* Objective
Select all lines holding the word "page" from the entries that follow.
START Listed records
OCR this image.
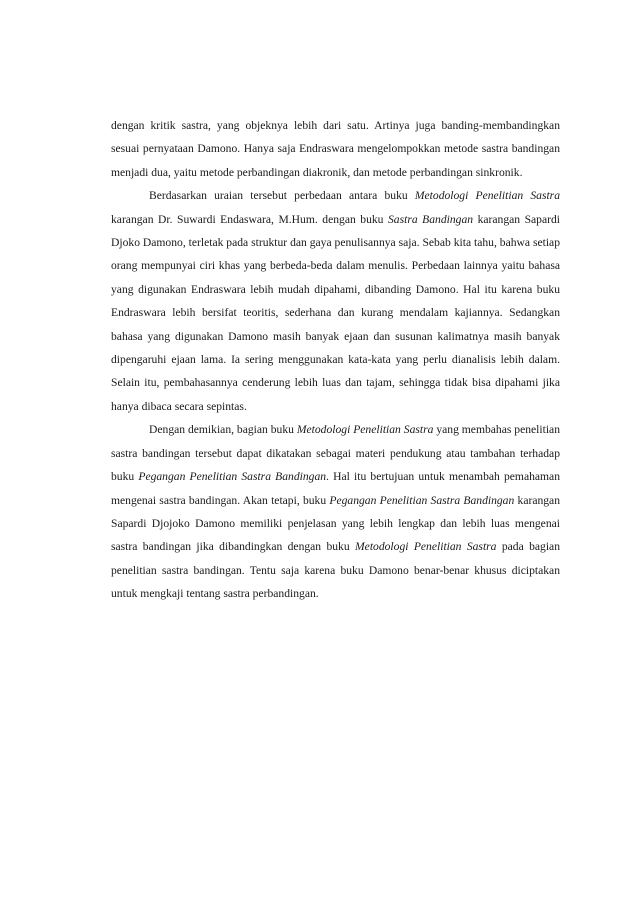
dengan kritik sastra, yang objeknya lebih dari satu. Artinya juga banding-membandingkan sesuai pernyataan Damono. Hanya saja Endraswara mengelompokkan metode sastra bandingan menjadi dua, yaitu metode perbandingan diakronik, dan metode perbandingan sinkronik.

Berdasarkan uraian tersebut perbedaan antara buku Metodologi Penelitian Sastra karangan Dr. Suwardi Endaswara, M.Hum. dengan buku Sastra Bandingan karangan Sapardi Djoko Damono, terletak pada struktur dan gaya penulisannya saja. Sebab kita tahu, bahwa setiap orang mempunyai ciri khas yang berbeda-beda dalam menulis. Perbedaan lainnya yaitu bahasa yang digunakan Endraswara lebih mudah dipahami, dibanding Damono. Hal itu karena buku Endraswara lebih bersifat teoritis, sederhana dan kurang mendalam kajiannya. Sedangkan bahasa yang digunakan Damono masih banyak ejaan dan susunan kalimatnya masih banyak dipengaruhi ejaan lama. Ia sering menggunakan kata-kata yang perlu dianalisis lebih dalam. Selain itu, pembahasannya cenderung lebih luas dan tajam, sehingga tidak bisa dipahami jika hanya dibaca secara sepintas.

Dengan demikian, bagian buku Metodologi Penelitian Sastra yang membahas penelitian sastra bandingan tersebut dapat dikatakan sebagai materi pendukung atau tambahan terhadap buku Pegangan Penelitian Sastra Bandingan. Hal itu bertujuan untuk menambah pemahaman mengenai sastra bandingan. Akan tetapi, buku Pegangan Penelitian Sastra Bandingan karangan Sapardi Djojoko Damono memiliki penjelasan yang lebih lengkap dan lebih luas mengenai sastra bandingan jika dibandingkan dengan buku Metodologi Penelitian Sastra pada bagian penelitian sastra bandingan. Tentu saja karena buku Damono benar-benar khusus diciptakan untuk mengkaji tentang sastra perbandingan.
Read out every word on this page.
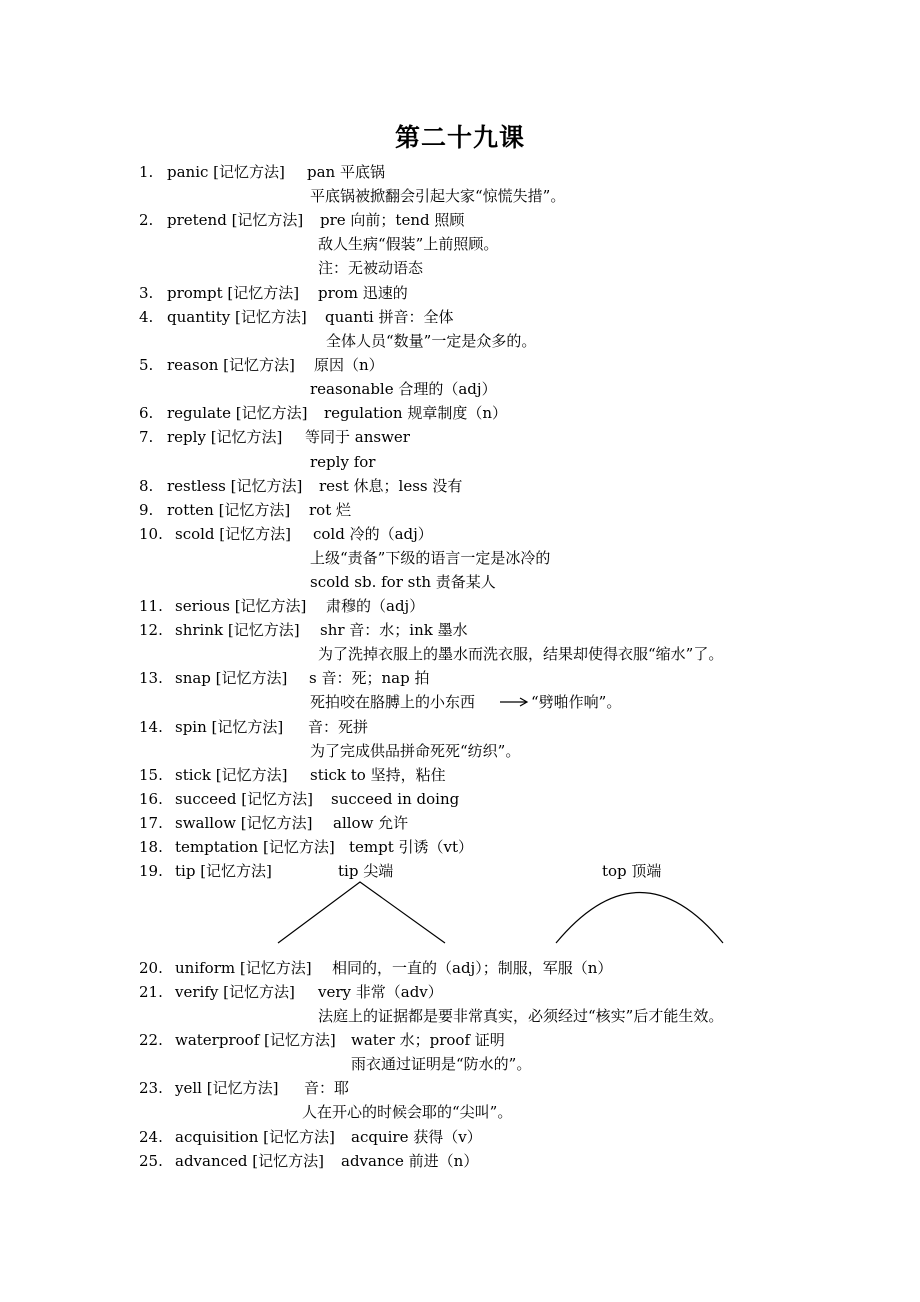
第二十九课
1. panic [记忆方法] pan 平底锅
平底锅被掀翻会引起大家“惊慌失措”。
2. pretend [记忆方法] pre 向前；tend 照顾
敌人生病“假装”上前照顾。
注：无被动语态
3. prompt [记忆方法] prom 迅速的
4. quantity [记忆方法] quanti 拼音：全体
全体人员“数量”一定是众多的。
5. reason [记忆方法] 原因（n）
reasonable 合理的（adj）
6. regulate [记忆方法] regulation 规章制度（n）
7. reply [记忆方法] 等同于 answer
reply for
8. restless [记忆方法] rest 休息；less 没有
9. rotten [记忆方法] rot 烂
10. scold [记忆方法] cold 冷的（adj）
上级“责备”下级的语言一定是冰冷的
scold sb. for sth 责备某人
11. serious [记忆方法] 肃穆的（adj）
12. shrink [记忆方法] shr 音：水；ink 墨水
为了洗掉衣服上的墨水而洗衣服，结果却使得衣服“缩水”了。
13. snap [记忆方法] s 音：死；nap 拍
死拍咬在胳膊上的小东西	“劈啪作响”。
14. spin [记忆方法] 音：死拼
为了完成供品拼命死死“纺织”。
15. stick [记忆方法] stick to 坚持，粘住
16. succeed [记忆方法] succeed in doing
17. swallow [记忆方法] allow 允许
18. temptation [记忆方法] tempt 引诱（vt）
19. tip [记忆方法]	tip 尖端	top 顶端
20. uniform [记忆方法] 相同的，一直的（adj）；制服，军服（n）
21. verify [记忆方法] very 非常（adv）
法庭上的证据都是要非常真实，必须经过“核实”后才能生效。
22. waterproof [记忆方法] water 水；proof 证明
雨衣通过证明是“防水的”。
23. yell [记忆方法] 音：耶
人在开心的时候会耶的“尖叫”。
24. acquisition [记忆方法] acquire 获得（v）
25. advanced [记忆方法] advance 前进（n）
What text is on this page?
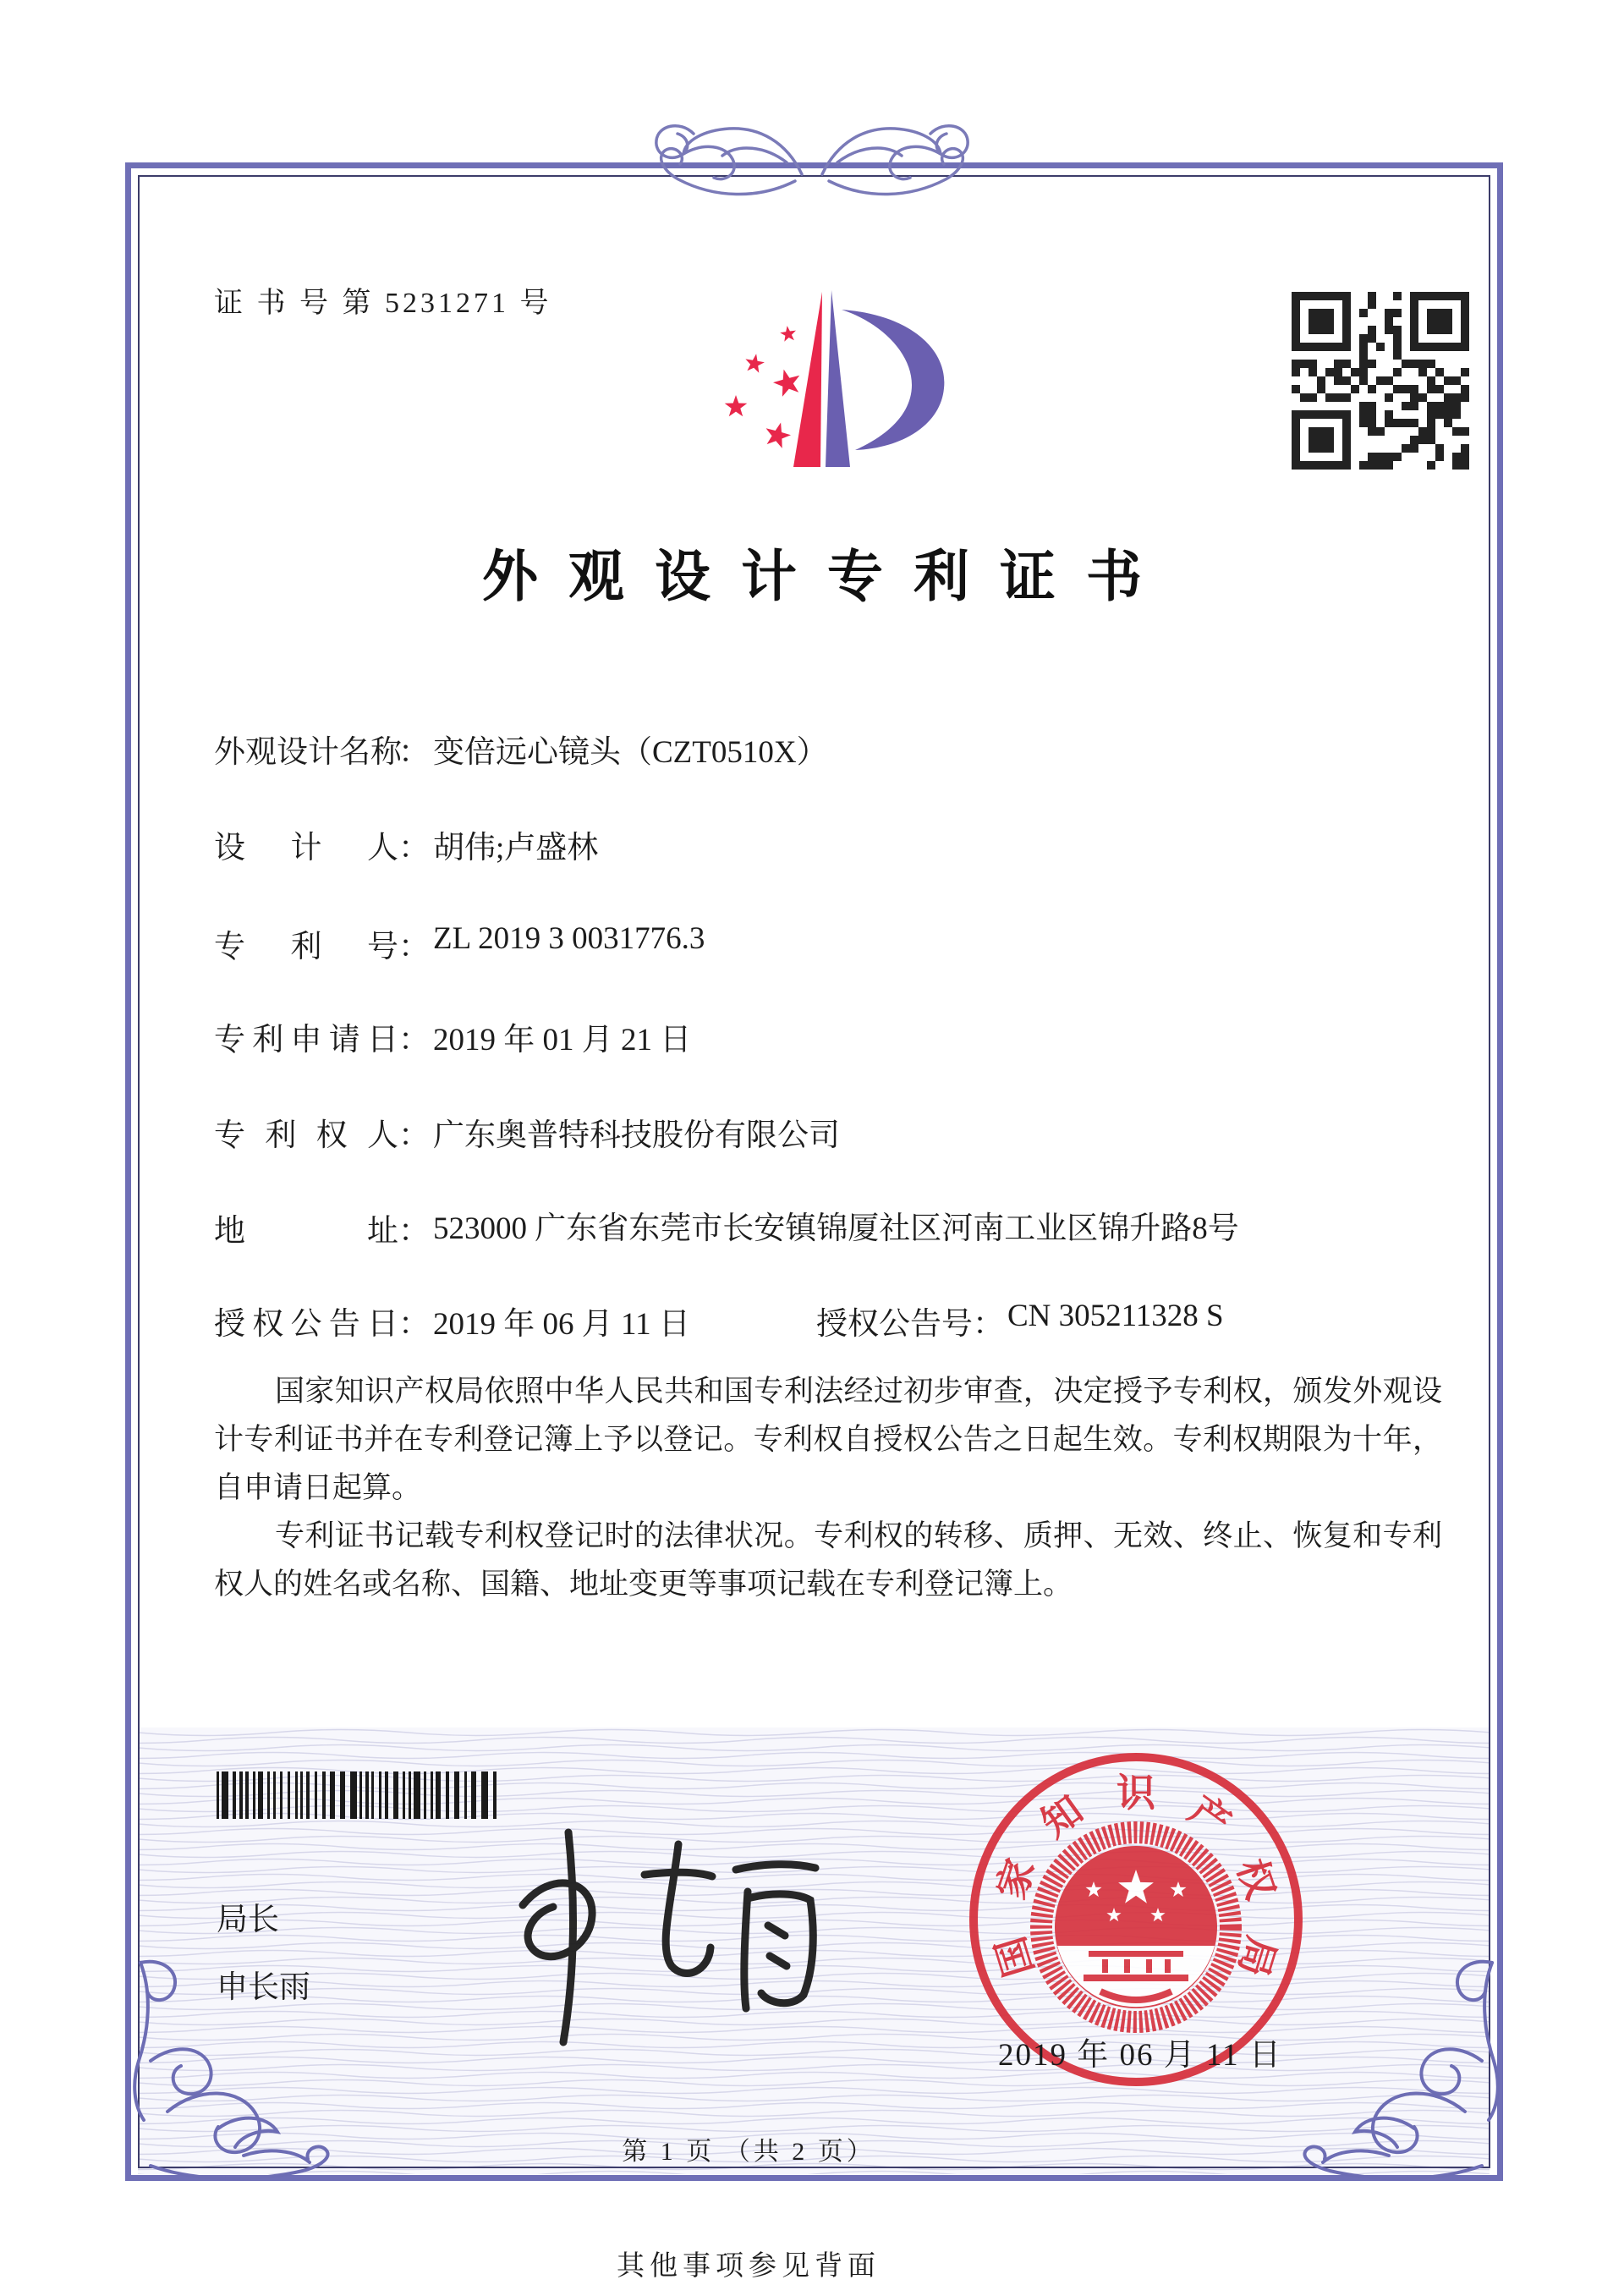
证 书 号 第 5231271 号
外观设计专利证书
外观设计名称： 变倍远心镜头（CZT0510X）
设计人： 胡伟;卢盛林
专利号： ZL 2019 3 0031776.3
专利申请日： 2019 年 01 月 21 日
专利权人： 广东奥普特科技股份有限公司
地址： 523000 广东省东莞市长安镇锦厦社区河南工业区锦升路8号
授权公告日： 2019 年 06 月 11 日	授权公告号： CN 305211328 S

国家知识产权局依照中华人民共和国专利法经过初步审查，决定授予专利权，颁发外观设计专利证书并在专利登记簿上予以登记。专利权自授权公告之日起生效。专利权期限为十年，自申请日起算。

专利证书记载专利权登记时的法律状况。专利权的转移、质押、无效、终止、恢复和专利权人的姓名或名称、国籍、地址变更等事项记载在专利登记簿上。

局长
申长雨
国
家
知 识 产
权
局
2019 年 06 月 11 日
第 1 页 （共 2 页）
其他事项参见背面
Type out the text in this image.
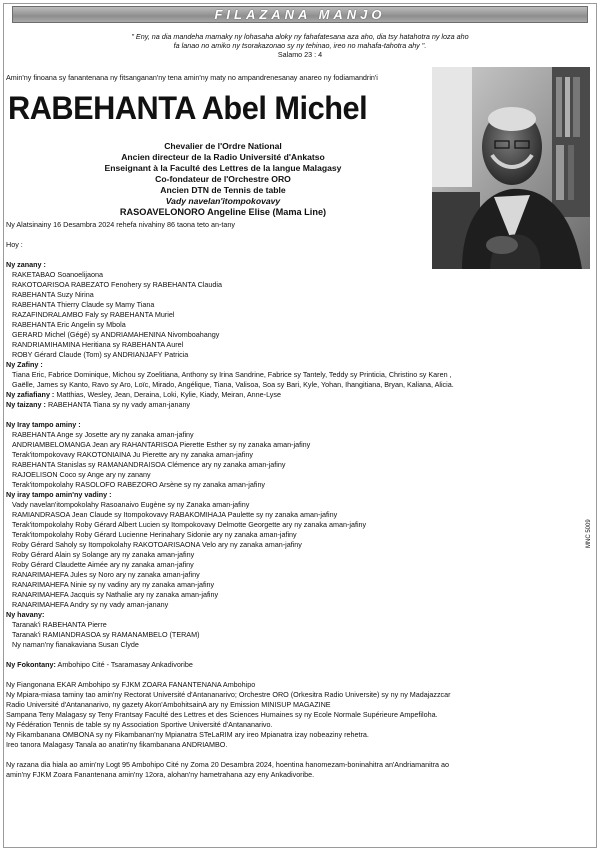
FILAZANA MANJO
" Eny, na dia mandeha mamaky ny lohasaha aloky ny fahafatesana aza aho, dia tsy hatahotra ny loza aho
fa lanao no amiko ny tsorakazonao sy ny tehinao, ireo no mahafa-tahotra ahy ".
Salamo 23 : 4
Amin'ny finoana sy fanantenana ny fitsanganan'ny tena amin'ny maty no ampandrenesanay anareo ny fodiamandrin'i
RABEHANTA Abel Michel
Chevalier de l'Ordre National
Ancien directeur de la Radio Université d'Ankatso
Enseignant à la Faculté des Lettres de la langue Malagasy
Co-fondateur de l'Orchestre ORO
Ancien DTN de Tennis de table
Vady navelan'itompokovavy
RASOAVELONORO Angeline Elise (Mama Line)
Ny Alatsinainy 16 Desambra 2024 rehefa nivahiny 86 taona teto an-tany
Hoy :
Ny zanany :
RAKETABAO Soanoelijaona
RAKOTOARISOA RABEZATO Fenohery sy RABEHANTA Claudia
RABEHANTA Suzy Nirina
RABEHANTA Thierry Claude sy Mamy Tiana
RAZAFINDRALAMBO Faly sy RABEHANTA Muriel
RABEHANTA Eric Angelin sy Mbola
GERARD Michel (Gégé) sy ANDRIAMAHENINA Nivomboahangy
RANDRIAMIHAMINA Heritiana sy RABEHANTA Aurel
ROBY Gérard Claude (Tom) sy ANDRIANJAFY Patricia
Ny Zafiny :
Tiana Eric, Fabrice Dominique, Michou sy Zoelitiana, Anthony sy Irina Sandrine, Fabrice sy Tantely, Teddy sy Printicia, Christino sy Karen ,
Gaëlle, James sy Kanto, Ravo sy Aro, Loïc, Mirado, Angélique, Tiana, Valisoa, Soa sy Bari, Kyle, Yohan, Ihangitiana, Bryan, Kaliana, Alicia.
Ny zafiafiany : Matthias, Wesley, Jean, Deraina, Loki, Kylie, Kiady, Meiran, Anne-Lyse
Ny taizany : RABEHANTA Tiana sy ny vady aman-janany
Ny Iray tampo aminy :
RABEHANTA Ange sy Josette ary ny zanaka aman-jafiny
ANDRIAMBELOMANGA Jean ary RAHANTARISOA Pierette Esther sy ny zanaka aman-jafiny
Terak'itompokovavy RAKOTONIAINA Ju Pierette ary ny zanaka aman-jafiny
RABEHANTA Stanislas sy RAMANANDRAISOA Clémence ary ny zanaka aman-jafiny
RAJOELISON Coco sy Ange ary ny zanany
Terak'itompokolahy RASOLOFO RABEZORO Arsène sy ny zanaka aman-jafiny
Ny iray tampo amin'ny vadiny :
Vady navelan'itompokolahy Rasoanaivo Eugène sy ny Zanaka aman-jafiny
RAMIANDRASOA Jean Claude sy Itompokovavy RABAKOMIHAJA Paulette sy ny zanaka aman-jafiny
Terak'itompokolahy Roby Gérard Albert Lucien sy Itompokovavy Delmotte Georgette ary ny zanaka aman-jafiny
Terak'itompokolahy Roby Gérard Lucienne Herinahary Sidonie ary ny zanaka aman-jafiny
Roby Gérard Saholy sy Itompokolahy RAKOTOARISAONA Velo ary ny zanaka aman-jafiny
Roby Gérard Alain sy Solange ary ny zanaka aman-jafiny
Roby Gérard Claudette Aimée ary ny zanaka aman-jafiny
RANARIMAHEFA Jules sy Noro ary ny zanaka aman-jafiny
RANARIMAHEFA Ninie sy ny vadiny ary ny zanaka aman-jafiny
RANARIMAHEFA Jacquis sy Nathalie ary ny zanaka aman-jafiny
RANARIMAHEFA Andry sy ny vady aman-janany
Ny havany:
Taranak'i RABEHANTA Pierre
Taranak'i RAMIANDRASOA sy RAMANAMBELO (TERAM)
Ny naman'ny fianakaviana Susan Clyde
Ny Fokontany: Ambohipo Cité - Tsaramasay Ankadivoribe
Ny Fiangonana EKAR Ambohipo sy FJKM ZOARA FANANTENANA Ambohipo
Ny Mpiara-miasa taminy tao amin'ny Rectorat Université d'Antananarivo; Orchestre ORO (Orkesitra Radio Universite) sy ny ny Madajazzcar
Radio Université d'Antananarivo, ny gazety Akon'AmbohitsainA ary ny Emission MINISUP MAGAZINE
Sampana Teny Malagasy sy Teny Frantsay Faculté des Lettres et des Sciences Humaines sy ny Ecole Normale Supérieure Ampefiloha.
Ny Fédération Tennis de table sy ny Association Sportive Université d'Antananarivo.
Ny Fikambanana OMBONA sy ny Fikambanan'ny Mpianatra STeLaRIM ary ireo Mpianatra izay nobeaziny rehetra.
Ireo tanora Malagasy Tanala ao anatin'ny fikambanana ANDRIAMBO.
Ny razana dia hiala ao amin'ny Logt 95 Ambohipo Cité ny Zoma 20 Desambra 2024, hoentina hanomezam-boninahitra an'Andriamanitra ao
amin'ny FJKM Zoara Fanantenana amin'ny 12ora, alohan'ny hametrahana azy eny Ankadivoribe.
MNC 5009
END Listed records
* Response for this exercise
Read out every word on this page.
What text is on this page?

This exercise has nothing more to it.